**EXERCISE DESCRIPTION**
Images excluded, repeat each entry below exactly.

## Begin ENTRIES SUPPLIED

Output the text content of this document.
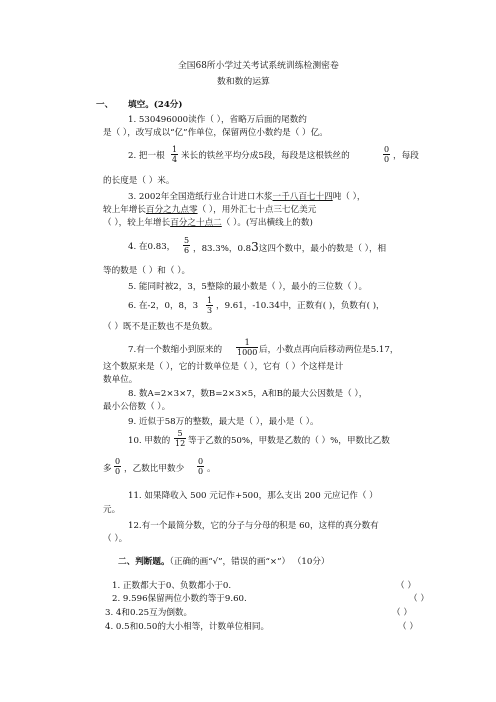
全国68所小学过关考试系统训练检测密卷
数和数的运算
一、 填空。(24分)
1. 530496000读作（ ），省略万后面的尾数约
是（ ），改写成以“亿”作单位，保留两位小数约是（ ）亿。
2. 把一根
1
4 米长的铁丝平均分成5段，每段是这根铁丝的
0
0 ，每段
的长度是（ ）米。
3. 2002年全国造纸行业合计进口木浆一千八百七十四吨（ ），
较上年增长百分之九点零（ ），用外汇七十点三七亿美元
（ ），较上年增长百分之十点二（ ）。(写出横线上的数)
4. 在0.83，
5
6 ，83.3%，0.83这四个数中，最小的数是（ ），相
等的数是（ ）和（ ）。
5. 能同时被2，3，5整除的最小数是（ ），最小的三位数（ ）。
6. 在-2，0，8，3
1
3 ，9.61，-10.34中，正数有( )，负数有( )，
（ ）既不是正数也不是负数。
7.有一个数缩小到原来的
1
1000 后，小数点再向后移动两位是5.17，
这个数原来是（ ），它的计数单位是（ ），它有（ ）个这样是计
数单位。
8. 数A=2×3×7，数B=2×3×5，A和B的最大公因数是（ ），
最小公倍数（ ）。
9. 近似于58万的整数，最大是（ ），最小是（ ）。
10. 甲数的
5
12 等于乙数的50%，甲数是乙数的（ ）%，甲数比乙数
多
0
0 ，乙数比甲数少
0
0 。
11. 如果降收入 500 元记作+500，那么支出 200 元应记作（ ）
元。
12.有一个最简分数，它的分子与分母的积是 60，这样的真分数有
（ ）。
二、判断题。（正确的画“√”，错误的画“×”） （10分）
1. 正数都大于0、负数都小于0.	（ ）
2. 9.596保留两位小数约等于9.60.	（ ）
3. 4和0.25互为倒数。	（ ）
4. 0.5和0.50的大小相等，计数单位相同。	（ ）
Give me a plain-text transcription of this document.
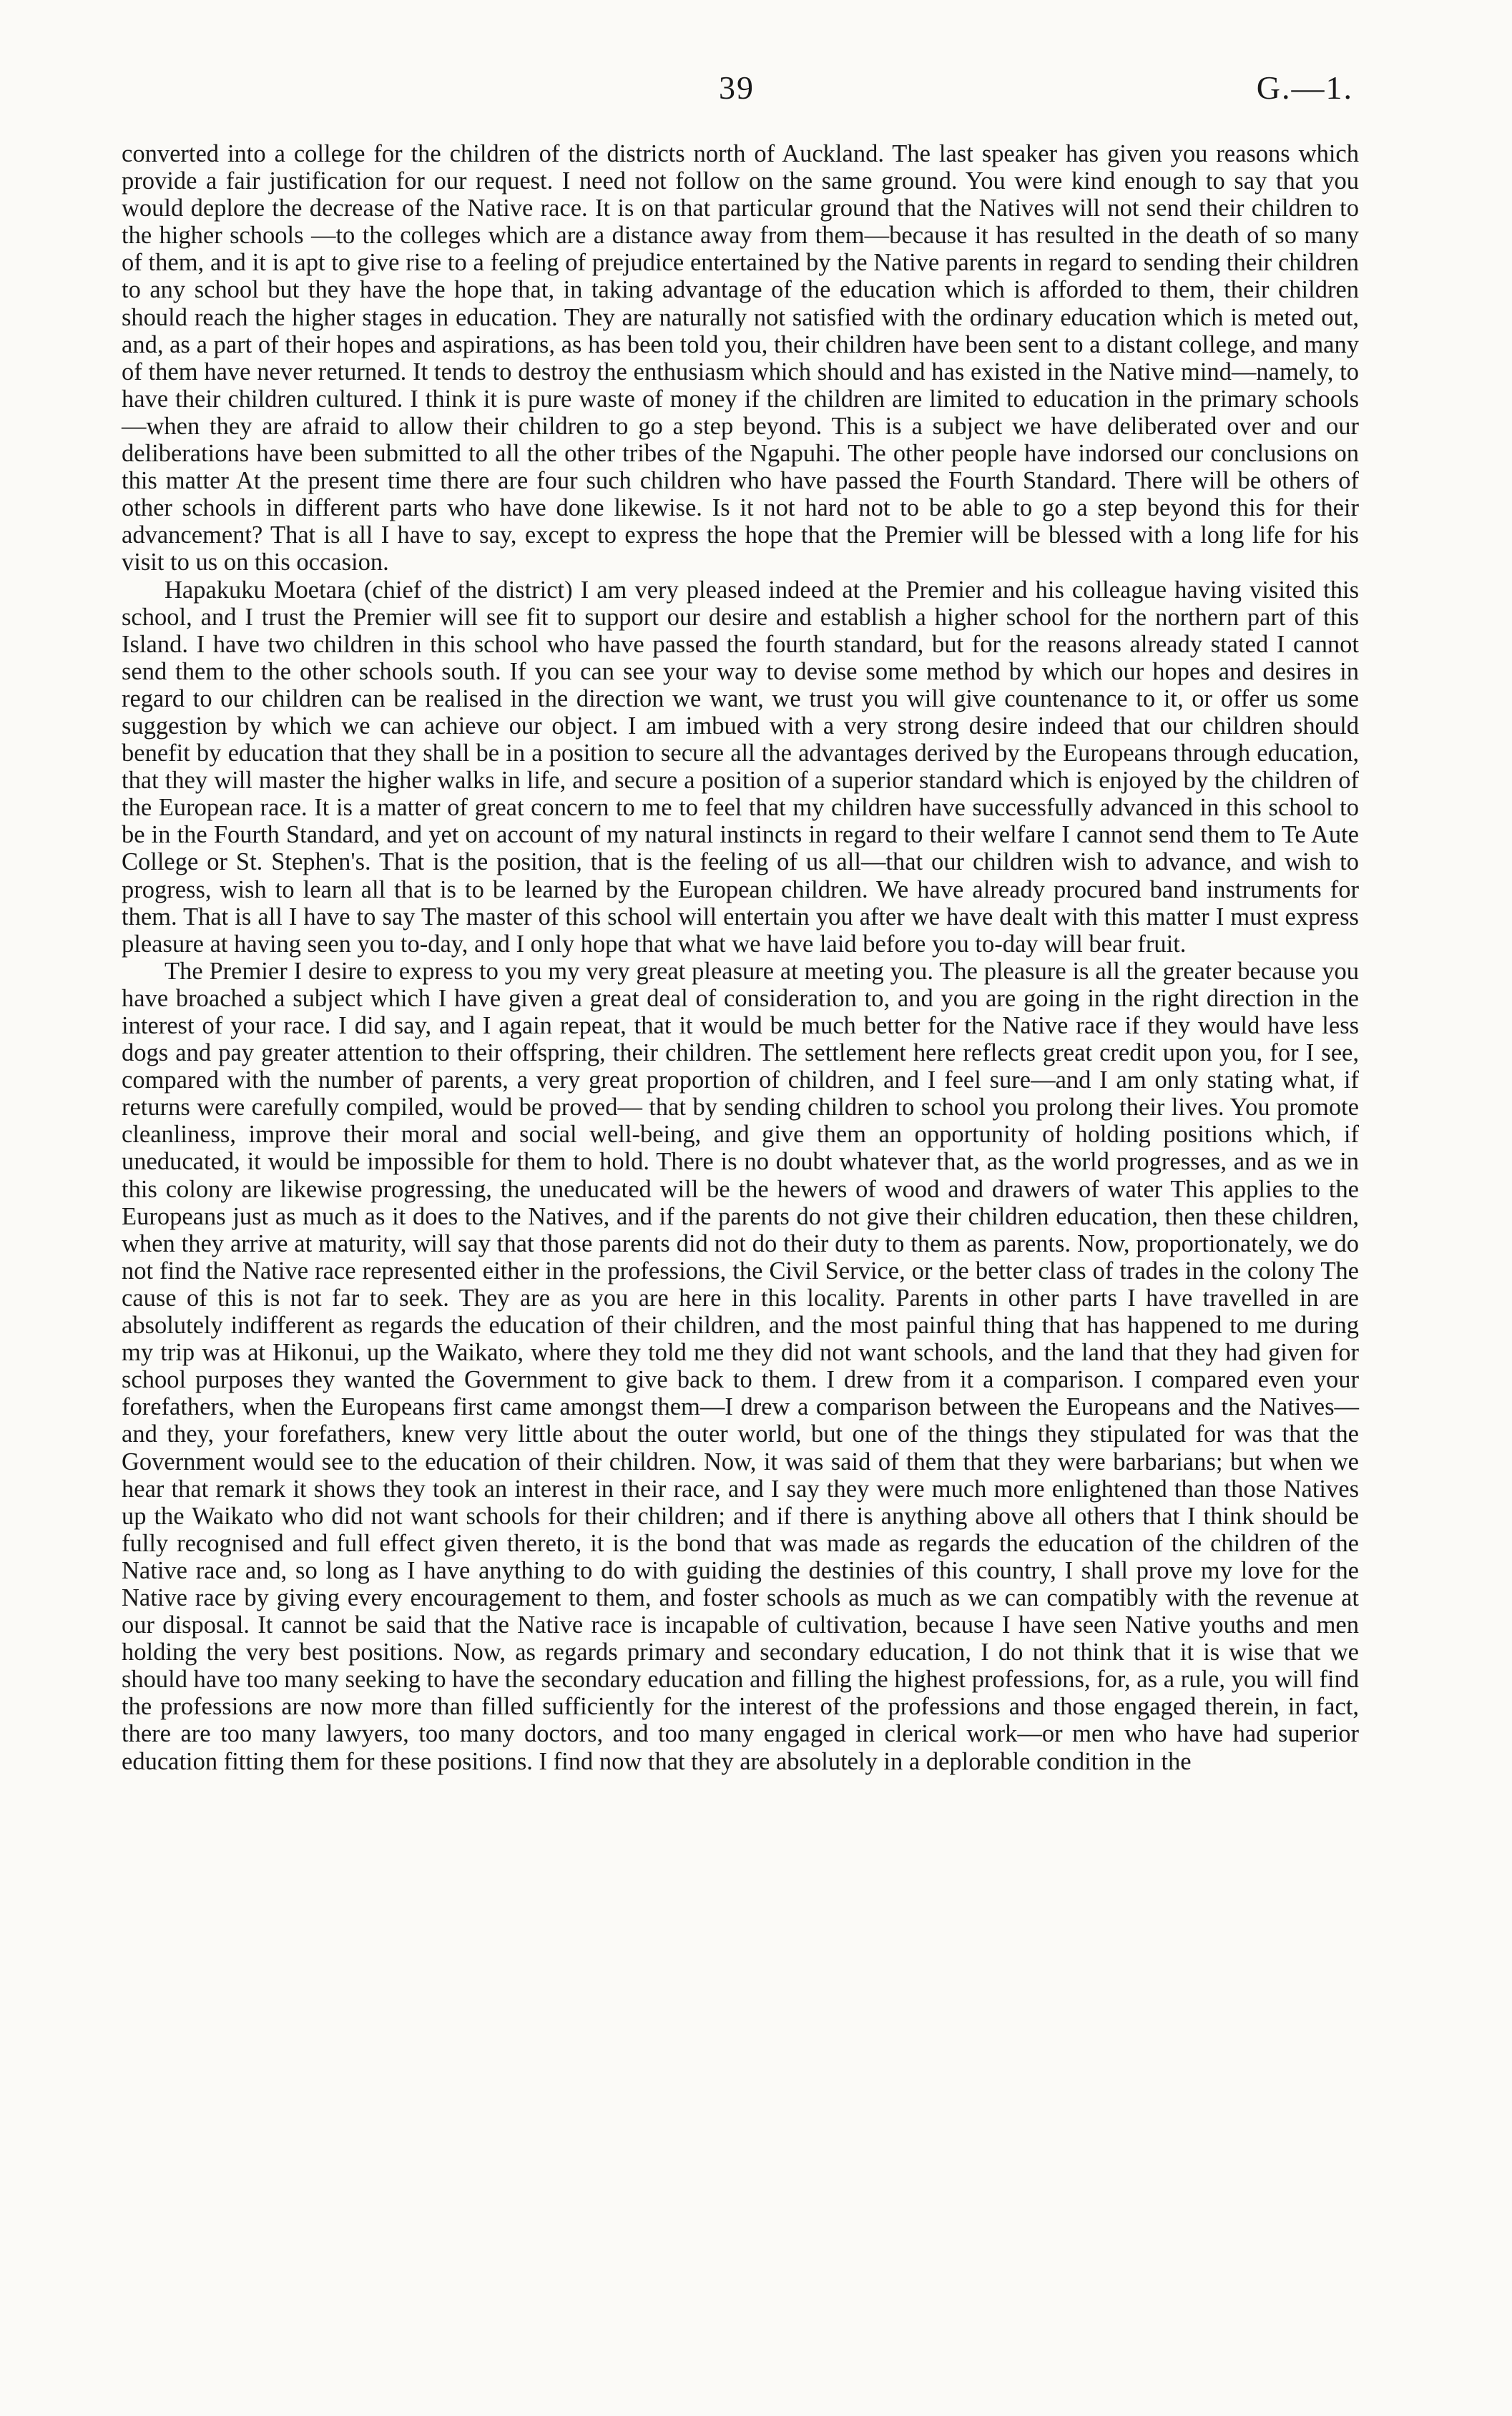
39	G.—1.

converted into a college for the children of the districts north of Auckland. The last speaker has given you reasons which provide a fair justification for our request. I need not follow on the same ground. You were kind enough to say that you would deplore the decrease of the Native race. It is on that particular ground that the Natives will not send their children to the higher schools —to the colleges which are a distance away from them—because it has resulted in the death of so many of them, and it is apt to give rise to a feeling of prejudice entertained by the Native parents in regard to sending their children to any school but they have the hope that, in taking advantage of the education which is afforded to them, their children should reach the higher stages in education. They are naturally not satisfied with the ordinary education which is meted out, and, as a part of their hopes and aspirations, as has been told you, their children have been sent to a distant college, and many of them have never returned. It tends to destroy the enthusiasm which should and has existed in the Native mind—namely, to have their children cultured. I think it is pure waste of money if the children are limited to education in the primary schools—when they are afraid to allow their children to go a step beyond. This is a subject we have deliberated over and our deliberations have been submitted to all the other tribes of the Ngapuhi. The other people have indorsed our conclusions on this matter At the present time there are four such children who have passed the Fourth Standard. There will be others of other schools in different parts who have done likewise. Is it not hard not to be able to go a step beyond this for their advancement? That is all I have to say, except to express the hope that the Premier will be blessed with a long life for his visit to us on this occasion.

Hapakuku Moetara (chief of the district) I am very pleased indeed at the Premier and his colleague having visited this school, and I trust the Premier will see fit to support our desire and establish a higher school for the northern part of this Island. I have two children in this school who have passed the fourth standard, but for the reasons already stated I cannot send them to the other schools south. If you can see your way to devise some method by which our hopes and desires in regard to our children can be realised in the direction we want, we trust you will give countenance to it, or offer us some suggestion by which we can achieve our object. I am imbued with a very strong desire indeed that our children should benefit by education that they shall be in a position to secure all the advantages derived by the Europeans through education, that they will master the higher walks in life, and secure a position of a superior standard which is enjoyed by the children of the European race. It is a matter of great concern to me to feel that my children have successfully advanced in this school to be in the Fourth Standard, and yet on account of my natural instincts in regard to their welfare I cannot send them to Te Aute College or St. Stephen's. That is the position, that is the feeling of us all—that our children wish to advance, and wish to progress, wish to learn all that is to be learned by the European children. We have already procured band instruments for them. That is all I have to say The master of this school will entertain you after we have dealt with this matter I must express pleasure at having seen you to-day, and I only hope that what we have laid before you to-day will bear fruit.

The Premier I desire to express to you my very great pleasure at meeting you. The pleasure is all the greater because you have broached a subject which I have given a great deal of consideration to, and you are going in the right direction in the interest of your race. I did say, and I again repeat, that it would be much better for the Native race if they would have less dogs and pay greater attention to their offspring, their children. The settlement here reflects great credit upon you, for I see, compared with the number of parents, a very great proportion of children, and I feel sure—and I am only stating what, if returns were carefully compiled, would be proved— that by sending children to school you prolong their lives. You promote cleanliness, improve their moral and social well-being, and give them an opportunity of holding positions which, if uneducated, it would be impossible for them to hold. There is no doubt whatever that, as the world progresses, and as we in this colony are likewise progressing, the uneducated will be the hewers of wood and drawers of water This applies to the Europeans just as much as it does to the Natives, and if the parents do not give their children education, then these children, when they arrive at maturity, will say that those parents did not do their duty to them as parents. Now, proportionately, we do not find the Native race represented either in the professions, the Civil Service, or the better class of trades in the colony The cause of this is not far to seek. They are as you are here in this locality. Parents in other parts I have travelled in are absolutely indifferent as regards the education of their children, and the most painful thing that has happened to me during my trip was at Hikonui, up the Waikato, where they told me they did not want schools, and the land that they had given for school purposes they wanted the Government to give back to them. I drew from it a comparison. I compared even your forefathers, when the Europeans first came amongst them—I drew a comparison between the Europeans and the Natives—and they, your forefathers, knew very little about the outer world, but one of the things they stipulated for was that the Government would see to the education of their children. Now, it was said of them that they were barbarians; but when we hear that remark it shows they took an interest in their race, and I say they were much more enlightened than those Natives up the Waikato who did not want schools for their children; and if there is anything above all others that I think should be fully recognised and full effect given thereto, it is the bond that was made as regards the education of the children of the Native race and, so long as I have anything to do with guiding the destinies of this country, I shall prove my love for the Native race by giving every encouragement to them, and foster schools as much as we can compatibly with the revenue at our disposal. It cannot be said that the Native race is incapable of cultivation, because I have seen Native youths and men holding the very best positions. Now, as regards primary and secondary education, I do not think that it is wise that we should have too many seeking to have the secondary education and filling the highest professions, for, as a rule, you will find the professions are now more than filled sufficiently for the interest of the professions and those engaged therein, in fact, there are too many lawyers, too many doctors, and too many engaged in clerical work—or men who have had superior education fitting them for these positions. I find now that they are absolutely in a deplorable condition in the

## End ENTRIES SUPPLIED

**ANSWER FOR THIS EXERCISE**
Output the text content of this document.
全国68所小学过关考试系统训练检测密卷
数和数的运算
一、 填空。(24分)
1. 530496000读作（ ），省略万后面的尾数约
是（ ），改写成以“亿”作单位，保留两位小数约是（ ）亿。
2. 把一根
1
4 米长的铁丝平均分成5段，每段是这根铁丝的
0
0 ，每段
的长度是（ ）米。
3. 2002年全国造纸行业合计进口木浆一千八百七十四吨（ ），
较上年增长百分之九点零（ ），用外汇七十点三七亿美元
（ ），较上年增长百分之十点二（ ）。(写出横线上的数)
4. 在0.83，
5
6 ，83.3%，0.83这四个数中，最小的数是（ ），相
等的数是（ ）和（ ）。
5. 能同时被2，3，5整除的最小数是（ ），最小的三位数（ ）。
6. 在-2，0，8，3
1
3 ，9.61，-10.34中，正数有( )，负数有( )，
（ ）既不是正数也不是负数。
7.有一个数缩小到原来的
1
1000 后，小数点再向后移动两位是5.17，
这个数原来是（ ），它的计数单位是（ ），它有（ ）个这样是计
数单位。
8. 数A=2×3×7，数B=2×3×5，A和B的最大公因数是（ ），
最小公倍数（ ）。
9. 近似于58万的整数，最大是（ ），最小是（ ）。
10. 甲数的
5
12 等于乙数的50%，甲数是乙数的（ ）%，甲数比乙数
多
0
0 ，乙数比甲数少
0
0 。
11. 如果降收入 500 元记作+500，那么支出 200 元应记作（ ）
元。
12.有一个最简分数，它的分子与分母的积是 60，这样的真分数有
（ ）。
二、判断题。（正确的画“√”，错误的画“×”） （10分）
1. 正数都大于0、负数都小于0.	（ ）
2. 9.596保留两位小数约等于9.60.	（ ）
3. 4和0.25互为倒数。	（ ）
4. 0.5和0.50的大小相等，计数单位相同。	（ ）
Give me a plain-text transcription of this document.
39	G.—1.

converted into a college for the children of the districts north of Auckland. The last speaker has given you reasons which provide a fair justification for our request. I need not follow on the same ground. You were kind enough to say that you would deplore the decrease of the Native race. It is on that particular ground that the Natives will not send their children to the higher schools —to the colleges which are a distance away from them—because it has resulted in the death of so many of them, and it is apt to give rise to a feeling of prejudice entertained by the Native parents in regard to sending their children to any school but they have the hope that, in taking advantage of the education which is afforded to them, their children should reach the higher stages in education. They are naturally not satisfied with the ordinary education which is meted out, and, as a part of their hopes and aspirations, as has been told you, their children have been sent to a distant college, and many of them have never returned. It tends to destroy the enthusiasm which should and has existed in the Native mind—namely, to have their children cultured. I think it is pure waste of money if the children are limited to education in the primary schools—when they are afraid to allow their children to go a step beyond. This is a subject we have deliberated over and our deliberations have been submitted to all the other tribes of the Ngapuhi. The other people have indorsed our conclusions on this matter At the present time there are four such children who have passed the Fourth Standard. There will be others of other schools in different parts who have done likewise. Is it not hard not to be able to go a step beyond this for their advancement? That is all I have to say, except to express the hope that the Premier will be blessed with a long life for his visit to us on this occasion.

Hapakuku Moetara (chief of the district) I am very pleased indeed at the Premier and his colleague having visited this school, and I trust the Premier will see fit to support our desire and establish a higher school for the northern part of this Island. I have two children in this school who have passed the fourth standard, but for the reasons already stated I cannot send them to the other schools south. If you can see your way to devise some method by which our hopes and desires in regard to our children can be realised in the direction we want, we trust you will give countenance to it, or offer us some suggestion by which we can achieve our object. I am imbued with a very strong desire indeed that our children should benefit by education that they shall be in a position to secure all the advantages derived by the Europeans through education, that they will master the higher walks in life, and secure a position of a superior standard which is enjoyed by the children of the European race. It is a matter of great concern to me to feel that my children have successfully advanced in this school to be in the Fourth Standard, and yet on account of my natural instincts in regard to their welfare I cannot send them to Te Aute College or St. Stephen's. That is the position, that is the feeling of us all—that our children wish to advance, and wish to progress, wish to learn all that is to be learned by the European children. We have already procured band instruments for them. That is all I have to say The master of this school will entertain you after we have dealt with this matter I must express pleasure at having seen you to-day, and I only hope that what we have laid before you to-day will bear fruit.

The Premier I desire to express to you my very great pleasure at meeting you. The pleasure is all the greater because you have broached a subject which I have given a great deal of consideration to, and you are going in the right direction in the interest of your race. I did say, and I again repeat, that it would be much better for the Native race if they would have less dogs and pay greater attention to their offspring, their children. The settlement here reflects great credit upon you, for I see, compared with the number of parents, a very great proportion of children, and I feel sure—and I am only stating what, if returns were carefully compiled, would be proved— that by sending children to school you prolong their lives. You promote cleanliness, improve their moral and social well-being, and give them an opportunity of holding positions which, if uneducated, it would be impossible for them to hold. There is no doubt whatever that, as the world progresses, and as we in this colony are likewise progressing, the uneducated will be the hewers of wood and drawers of water This applies to the Europeans just as much as it does to the Natives, and if the parents do not give their children education, then these children, when they arrive at maturity, will say that those parents did not do their duty to them as parents. Now, proportionately, we do not find the Native race represented either in the professions, the Civil Service, or the better class of trades in the colony The cause of this is not far to seek. They are as you are here in this locality. Parents in other parts I have travelled in are absolutely indifferent as regards the education of their children, and the most painful thing that has happened to me during my trip was at Hikonui, up the Waikato, where they told me they did not want schools, and the land that they had given for school purposes they wanted the Government to give back to them. I drew from it a comparison. I compared even your forefathers, when the Europeans first came amongst them—I drew a comparison between the Europeans and the Natives—and they, your forefathers, knew very little about the outer world, but one of the things they stipulated for was that the Government would see to the education of their children. Now, it was said of them that they were barbarians; but when we hear that remark it shows they took an interest in their race, and I say they were much more enlightened than those Natives up the Waikato who did not want schools for their children; and if there is anything above all others that I think should be fully recognised and full effect given thereto, it is the bond that was made as regards the education of the children of the Native race and, so long as I have anything to do with guiding the destinies of this country, I shall prove my love for the Native race by giving every encouragement to them, and foster schools as much as we can compatibly with the revenue at our disposal. It cannot be said that the Native race is incapable of cultivation, because I have seen Native youths and men holding the very best positions. Now, as regards primary and secondary education, I do not think that it is wise that we should have too many seeking to have the secondary education and filling the highest professions, for, as a rule, you will find the professions are now more than filled sufficiently for the interest of the professions and those engaged therein, in fact, there are too many lawyers, too many doctors, and too many engaged in clerical work—or men who have had superior education fitting them for these positions. I find now that they are absolutely in a deplorable condition in the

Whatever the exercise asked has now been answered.